:: WORK REQUEST ::
Count how many lines in the entries below hold the string "sina", and respond with that number only.

:: DATA EXTRACT ::
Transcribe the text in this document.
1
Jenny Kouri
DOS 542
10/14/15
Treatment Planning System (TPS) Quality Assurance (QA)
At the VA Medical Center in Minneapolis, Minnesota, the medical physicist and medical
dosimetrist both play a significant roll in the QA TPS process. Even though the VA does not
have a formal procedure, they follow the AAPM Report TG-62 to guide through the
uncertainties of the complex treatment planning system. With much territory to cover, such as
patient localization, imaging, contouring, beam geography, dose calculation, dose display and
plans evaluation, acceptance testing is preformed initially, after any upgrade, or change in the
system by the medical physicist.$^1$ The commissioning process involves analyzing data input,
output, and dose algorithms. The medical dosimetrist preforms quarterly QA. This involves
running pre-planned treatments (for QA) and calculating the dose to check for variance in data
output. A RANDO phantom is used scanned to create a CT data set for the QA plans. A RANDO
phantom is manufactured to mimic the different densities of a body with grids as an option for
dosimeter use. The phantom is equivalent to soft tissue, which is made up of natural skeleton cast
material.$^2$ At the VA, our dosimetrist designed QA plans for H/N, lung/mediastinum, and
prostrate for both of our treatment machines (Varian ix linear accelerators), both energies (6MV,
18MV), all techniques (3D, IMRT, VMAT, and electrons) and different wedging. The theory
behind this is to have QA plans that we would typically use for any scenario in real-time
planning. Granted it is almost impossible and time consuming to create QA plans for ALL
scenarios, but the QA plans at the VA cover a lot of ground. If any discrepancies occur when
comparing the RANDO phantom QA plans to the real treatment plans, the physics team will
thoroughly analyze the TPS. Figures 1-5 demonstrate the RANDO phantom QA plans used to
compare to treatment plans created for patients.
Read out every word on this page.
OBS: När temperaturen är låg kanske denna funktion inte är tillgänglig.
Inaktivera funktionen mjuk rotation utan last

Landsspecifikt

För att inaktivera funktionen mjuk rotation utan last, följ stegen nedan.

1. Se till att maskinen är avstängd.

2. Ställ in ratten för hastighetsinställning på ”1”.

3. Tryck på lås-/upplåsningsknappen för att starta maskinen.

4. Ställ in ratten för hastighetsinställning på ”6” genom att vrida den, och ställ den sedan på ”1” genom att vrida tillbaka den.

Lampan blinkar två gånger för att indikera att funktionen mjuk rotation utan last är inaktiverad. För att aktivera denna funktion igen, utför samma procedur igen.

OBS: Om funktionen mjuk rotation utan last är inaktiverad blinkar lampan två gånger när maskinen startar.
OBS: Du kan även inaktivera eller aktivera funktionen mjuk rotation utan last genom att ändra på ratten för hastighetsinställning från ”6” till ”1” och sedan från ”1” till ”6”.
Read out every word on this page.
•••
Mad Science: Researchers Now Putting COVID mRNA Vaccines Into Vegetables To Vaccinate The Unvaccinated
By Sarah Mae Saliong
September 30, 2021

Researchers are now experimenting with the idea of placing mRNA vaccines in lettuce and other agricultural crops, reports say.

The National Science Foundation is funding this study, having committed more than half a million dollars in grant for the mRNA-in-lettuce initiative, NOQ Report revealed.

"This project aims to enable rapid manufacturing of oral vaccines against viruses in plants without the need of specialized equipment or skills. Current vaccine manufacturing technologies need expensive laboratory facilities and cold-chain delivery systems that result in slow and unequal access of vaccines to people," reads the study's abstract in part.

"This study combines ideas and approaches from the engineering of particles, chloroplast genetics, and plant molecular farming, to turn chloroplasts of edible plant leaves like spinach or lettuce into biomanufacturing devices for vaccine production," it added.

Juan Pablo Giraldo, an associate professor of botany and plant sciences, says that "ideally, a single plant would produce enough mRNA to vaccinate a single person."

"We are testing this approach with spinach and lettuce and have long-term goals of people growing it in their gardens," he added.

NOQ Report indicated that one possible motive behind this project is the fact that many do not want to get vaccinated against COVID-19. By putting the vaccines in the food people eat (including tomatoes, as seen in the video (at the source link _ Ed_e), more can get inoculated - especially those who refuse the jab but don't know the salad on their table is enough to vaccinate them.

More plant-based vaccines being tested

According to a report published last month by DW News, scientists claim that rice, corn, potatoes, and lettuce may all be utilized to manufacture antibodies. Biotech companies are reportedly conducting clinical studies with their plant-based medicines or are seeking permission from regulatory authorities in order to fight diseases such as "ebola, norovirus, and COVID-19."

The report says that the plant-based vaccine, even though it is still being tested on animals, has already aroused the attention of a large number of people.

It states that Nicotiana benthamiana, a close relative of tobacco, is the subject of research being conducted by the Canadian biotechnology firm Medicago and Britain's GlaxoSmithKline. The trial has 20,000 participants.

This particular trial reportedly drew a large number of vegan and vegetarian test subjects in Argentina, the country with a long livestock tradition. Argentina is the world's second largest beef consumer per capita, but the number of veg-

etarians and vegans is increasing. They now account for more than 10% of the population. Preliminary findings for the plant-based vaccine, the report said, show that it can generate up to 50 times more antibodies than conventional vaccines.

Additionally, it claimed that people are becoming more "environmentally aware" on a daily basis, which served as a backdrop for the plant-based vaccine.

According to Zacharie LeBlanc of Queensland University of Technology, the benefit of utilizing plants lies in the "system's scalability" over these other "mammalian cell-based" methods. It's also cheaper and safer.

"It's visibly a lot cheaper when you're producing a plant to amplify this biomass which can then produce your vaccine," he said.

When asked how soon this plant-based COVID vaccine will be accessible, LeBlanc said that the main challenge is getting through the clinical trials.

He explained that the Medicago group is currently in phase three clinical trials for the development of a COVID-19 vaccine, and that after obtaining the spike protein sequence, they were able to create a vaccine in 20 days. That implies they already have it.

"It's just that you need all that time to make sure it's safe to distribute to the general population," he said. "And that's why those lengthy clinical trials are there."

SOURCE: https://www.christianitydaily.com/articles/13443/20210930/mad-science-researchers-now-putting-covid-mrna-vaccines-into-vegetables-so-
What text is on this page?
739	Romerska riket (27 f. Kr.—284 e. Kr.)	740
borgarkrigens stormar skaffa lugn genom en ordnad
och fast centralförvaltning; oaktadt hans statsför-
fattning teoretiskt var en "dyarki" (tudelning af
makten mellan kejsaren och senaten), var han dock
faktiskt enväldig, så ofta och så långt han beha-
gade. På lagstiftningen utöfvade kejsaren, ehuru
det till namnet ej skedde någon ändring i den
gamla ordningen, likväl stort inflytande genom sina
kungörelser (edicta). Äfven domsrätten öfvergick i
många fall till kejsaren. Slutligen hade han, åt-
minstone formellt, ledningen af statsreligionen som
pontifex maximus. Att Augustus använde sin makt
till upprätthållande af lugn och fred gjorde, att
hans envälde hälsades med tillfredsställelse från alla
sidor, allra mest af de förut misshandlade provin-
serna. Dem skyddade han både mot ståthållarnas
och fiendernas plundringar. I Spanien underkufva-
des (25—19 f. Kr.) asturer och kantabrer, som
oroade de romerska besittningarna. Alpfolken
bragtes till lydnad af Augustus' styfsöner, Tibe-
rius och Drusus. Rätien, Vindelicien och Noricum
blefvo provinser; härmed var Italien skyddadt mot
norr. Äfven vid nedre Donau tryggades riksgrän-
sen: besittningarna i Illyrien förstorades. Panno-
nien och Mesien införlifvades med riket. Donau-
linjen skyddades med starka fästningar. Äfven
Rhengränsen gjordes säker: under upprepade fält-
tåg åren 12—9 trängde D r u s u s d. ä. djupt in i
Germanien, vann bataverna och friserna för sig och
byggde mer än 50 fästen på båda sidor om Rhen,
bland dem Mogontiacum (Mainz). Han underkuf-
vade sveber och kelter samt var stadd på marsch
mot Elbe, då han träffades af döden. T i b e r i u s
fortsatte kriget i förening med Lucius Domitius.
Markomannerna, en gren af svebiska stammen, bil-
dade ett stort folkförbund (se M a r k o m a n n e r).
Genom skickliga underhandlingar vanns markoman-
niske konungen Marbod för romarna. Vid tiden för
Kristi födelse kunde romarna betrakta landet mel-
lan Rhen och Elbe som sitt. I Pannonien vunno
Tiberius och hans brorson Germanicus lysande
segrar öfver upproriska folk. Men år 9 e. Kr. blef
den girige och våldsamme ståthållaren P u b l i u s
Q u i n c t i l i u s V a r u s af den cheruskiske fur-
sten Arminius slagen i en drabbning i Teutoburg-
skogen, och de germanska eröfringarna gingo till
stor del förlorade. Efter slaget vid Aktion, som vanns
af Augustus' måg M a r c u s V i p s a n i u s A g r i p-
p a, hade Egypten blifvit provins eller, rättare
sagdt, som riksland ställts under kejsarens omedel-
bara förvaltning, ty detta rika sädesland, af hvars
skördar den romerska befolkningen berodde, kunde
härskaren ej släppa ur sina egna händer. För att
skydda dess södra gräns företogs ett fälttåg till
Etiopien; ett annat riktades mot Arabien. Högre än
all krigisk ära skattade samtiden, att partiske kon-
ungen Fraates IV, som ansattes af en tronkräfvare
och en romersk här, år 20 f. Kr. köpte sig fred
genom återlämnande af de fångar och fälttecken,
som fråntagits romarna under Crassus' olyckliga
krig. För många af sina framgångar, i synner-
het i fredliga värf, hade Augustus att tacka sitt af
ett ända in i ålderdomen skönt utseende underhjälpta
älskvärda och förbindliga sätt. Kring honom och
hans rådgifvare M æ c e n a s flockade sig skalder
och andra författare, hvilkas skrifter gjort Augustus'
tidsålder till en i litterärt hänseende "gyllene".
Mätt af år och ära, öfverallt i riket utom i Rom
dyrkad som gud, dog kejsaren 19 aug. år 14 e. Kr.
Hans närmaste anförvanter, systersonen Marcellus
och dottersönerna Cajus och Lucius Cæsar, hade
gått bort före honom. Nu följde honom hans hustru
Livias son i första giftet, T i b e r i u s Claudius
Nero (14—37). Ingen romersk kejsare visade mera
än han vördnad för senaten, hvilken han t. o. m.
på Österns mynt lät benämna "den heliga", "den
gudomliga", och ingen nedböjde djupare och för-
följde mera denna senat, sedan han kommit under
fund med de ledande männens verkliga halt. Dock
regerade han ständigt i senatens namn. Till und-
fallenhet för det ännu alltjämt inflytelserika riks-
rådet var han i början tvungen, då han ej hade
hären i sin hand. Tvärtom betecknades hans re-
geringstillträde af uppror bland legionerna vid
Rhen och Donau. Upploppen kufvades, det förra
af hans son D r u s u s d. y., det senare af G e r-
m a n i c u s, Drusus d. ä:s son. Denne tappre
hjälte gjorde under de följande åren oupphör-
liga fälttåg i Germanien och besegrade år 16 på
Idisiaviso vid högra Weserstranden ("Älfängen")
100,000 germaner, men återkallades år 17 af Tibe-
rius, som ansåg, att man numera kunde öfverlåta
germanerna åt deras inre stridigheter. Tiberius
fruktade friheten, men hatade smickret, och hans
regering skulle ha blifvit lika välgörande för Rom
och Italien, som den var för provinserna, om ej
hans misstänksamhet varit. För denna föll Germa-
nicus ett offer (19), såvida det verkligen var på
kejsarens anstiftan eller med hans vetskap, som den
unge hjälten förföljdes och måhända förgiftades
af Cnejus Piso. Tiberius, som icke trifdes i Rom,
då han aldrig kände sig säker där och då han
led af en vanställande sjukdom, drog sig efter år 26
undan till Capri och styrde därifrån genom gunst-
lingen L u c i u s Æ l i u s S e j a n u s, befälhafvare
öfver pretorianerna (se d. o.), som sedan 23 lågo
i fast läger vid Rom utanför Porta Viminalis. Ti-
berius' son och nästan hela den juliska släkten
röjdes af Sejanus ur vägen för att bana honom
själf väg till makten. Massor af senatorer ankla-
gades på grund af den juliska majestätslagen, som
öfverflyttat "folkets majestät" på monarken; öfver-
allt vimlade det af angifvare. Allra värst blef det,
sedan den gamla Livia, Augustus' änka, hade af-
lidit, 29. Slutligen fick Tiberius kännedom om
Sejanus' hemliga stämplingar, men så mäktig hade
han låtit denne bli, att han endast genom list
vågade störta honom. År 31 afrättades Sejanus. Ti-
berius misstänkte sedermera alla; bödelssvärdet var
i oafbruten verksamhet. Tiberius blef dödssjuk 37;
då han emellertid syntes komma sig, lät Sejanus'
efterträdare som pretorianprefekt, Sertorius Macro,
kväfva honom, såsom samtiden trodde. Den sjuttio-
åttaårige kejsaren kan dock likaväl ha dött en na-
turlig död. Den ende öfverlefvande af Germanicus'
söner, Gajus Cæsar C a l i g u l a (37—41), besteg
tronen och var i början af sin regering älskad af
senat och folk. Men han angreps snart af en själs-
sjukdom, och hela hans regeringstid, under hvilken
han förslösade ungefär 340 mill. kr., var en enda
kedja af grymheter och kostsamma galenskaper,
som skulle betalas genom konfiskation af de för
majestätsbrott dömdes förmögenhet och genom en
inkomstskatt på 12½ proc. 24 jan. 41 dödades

:: EXERCISE SOLUTION ::
3